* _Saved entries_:
....................
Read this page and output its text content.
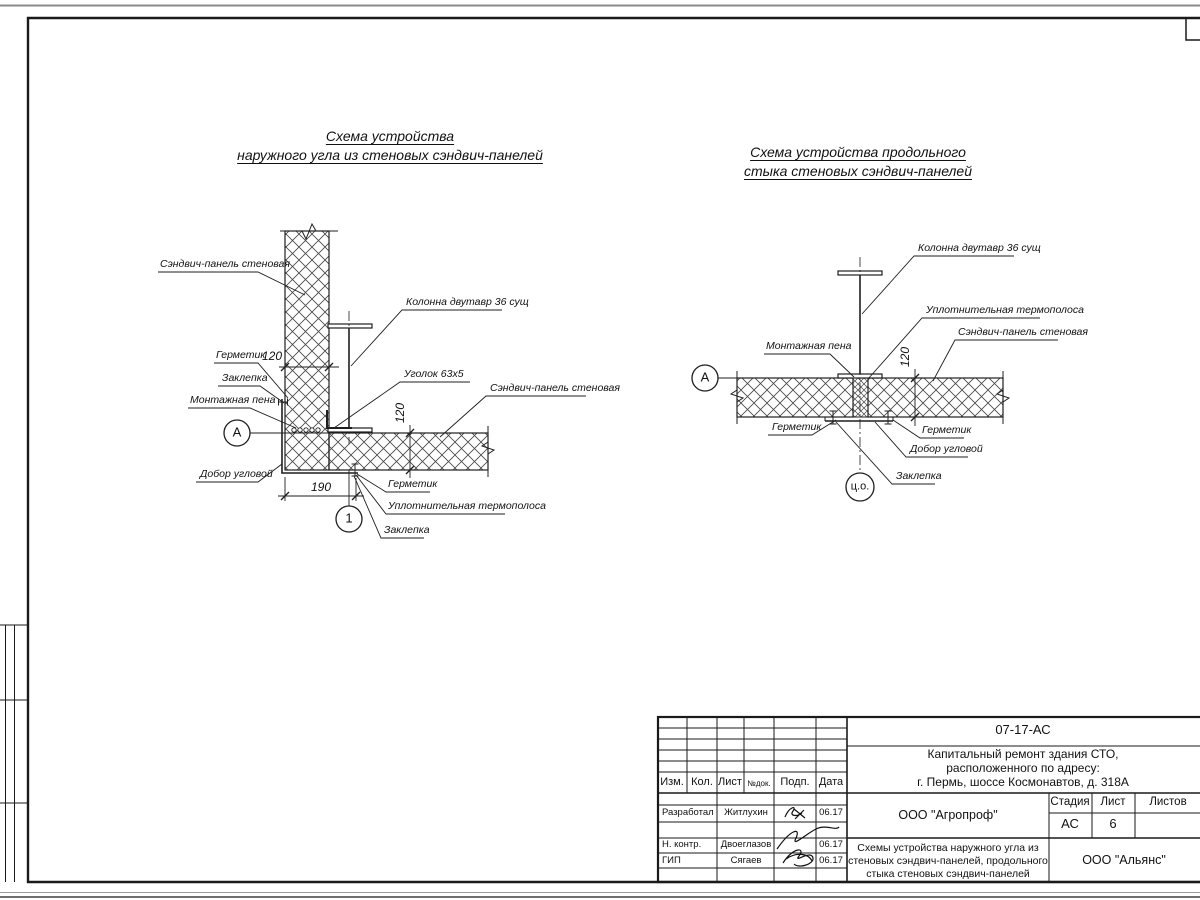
Схема устройства
наружного угла из стеновых сэндвич-панелей	Схема устройства продольного
стыка стеновых сэндвич-панелей
Сэндвич-панель стеновая
Колонна двутавр 36 сущ
Уголок 63х5
Сэндвич-панель стеновая
Герметик
Заклепка
Монтажная пена
Добор угловой
Герметик
Уплотнительная термополоса
Заклепка
120
120
190
А
1
Колонна двутавр 36 сущ
Уплотнительная термополоса
Сэндвич-панель стеновая
Монтажная пена
Герметик	Герметик
Добор угловой
Заклепка
120
А
ц.о.
07-17-АС
Капитальный ремонт здания СТО,
расположенного по адресу:
г. Пермь, шоссе Космонавтов, д. 318А
Изм. Кол. Лист №док. Подп. Дата
Разработал Житлухин	06.17
Н. контр. Двоеглазов	06.17
ГИП	Сягаев	06.17
ООО "Агропроф"
Стадия Лист Листов
АС 6
Схемы устройства наружного угла из
стеновых сэндвич-панелей, продольного
стыка стеновых сэндвич-панелей
ООО "Альянс"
....................
* _TASK PROMPT_: Go through the listing above and quote it exactly, apart from its images.

* _EXERCISE ANSWER_:
Read this page and output its text content.
Схема устройства
наружного угла из стеновых сэндвич-панелей	Схема устройства продольного
стыка стеновых сэндвич-панелей
Сэндвич-панель стеновая
Колонна двутавр 36 сущ
Уголок 63х5
Сэндвич-панель стеновая
Герметик
Заклепка
Монтажная пена
Добор угловой
Герметик
Уплотнительная термополоса
Заклепка
120
120
190
А
1
Колонна двутавр 36 сущ
Уплотнительная термополоса
Сэндвич-панель стеновая
Монтажная пена
Герметик	Герметик
Добор угловой
Заклепка
120
А
ц.о.
07-17-АС
Капитальный ремонт здания СТО,
расположенного по адресу:
г. Пермь, шоссе Космонавтов, д. 318А
Изм. Кол. Лист №док. Подп. Дата
Разработал Житлухин	06.17
Н. контр. Двоеглазов	06.17
ГИП	Сягаев	06.17
ООО "Агропроф"
Стадия Лист Листов
АС 6
Схемы устройства наружного угла из
стеновых сэндвич-панелей, продольного
стыка стеновых сэндвич-панелей
ООО "Альянс"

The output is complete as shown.